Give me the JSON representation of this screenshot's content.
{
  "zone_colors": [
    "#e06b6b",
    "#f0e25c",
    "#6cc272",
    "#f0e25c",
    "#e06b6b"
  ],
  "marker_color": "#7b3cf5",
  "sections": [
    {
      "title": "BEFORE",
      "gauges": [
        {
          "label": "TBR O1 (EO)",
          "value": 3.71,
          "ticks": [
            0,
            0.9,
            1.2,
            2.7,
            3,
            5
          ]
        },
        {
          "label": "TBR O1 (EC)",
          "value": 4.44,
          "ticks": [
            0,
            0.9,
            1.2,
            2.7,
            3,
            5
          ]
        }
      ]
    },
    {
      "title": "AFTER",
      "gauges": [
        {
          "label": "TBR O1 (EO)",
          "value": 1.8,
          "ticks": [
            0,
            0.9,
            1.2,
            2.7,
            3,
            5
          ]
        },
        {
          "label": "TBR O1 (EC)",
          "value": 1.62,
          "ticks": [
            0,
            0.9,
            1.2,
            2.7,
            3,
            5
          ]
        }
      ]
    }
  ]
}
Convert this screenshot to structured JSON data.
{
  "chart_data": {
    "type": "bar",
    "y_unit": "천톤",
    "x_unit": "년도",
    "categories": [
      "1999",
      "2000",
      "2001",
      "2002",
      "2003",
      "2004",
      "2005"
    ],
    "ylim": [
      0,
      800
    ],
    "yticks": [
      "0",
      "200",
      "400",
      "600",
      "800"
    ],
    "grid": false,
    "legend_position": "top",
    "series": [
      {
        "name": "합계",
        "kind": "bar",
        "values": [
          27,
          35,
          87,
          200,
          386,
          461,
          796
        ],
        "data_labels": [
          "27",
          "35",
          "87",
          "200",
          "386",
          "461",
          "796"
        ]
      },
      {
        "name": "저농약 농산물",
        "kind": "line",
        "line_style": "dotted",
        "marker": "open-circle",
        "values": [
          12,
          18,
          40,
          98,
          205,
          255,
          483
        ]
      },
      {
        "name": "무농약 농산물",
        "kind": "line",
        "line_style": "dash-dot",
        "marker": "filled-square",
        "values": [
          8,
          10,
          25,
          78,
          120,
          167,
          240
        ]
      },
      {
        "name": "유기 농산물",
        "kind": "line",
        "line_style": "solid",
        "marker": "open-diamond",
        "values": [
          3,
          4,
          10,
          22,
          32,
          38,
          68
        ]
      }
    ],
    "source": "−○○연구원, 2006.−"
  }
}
-----
TASK INSTRUCTIONS: Everything from the line containing "Convert this screenshot" to the last line of the entries above should be quoted exactly, and only that.

RESPONSE TO THE TASK:
Convert this screenshot to structured JSON data.
{
  "chart_data": {
    "type": "bar",
    "y_unit": "천톤",
    "x_unit": "년도",
    "categories": [
      "1999",
      "2000",
      "2001",
      "2002",
      "2003",
      "2004",
      "2005"
    ],
    "ylim": [
      0,
      800
    ],
    "yticks": [
      "0",
      "200",
      "400",
      "600",
      "800"
    ],
    "grid": false,
    "legend_position": "top",
    "series": [
      {
        "name": "합계",
        "kind": "bar",
        "values": [
          27,
          35,
          87,
          200,
          386,
          461,
          796
        ],
        "data_labels": [
          "27",
          "35",
          "87",
          "200",
          "386",
          "461",
          "796"
        ]
      },
      {
        "name": "저농약 농산물",
        "kind": "line",
        "line_style": "dotted",
        "marker": "open-circle",
        "values": [
          12,
          18,
          40,
          98,
          205,
          255,
          483
        ]
      },
      {
        "name": "무농약 농산물",
        "kind": "line",
        "line_style": "dash-dot",
        "marker": "filled-square",
        "values": [
          8,
          10,
          25,
          78,
          120,
          167,
          240
        ]
      },
      {
        "name": "유기 농산물",
        "kind": "line",
        "line_style": "solid",
        "marker": "open-diamond",
        "values": [
          3,
          4,
          10,
          22,
          32,
          38,
          68
        ]
      }
    ],
    "source": "−○○연구원, 2006.−"
  }
}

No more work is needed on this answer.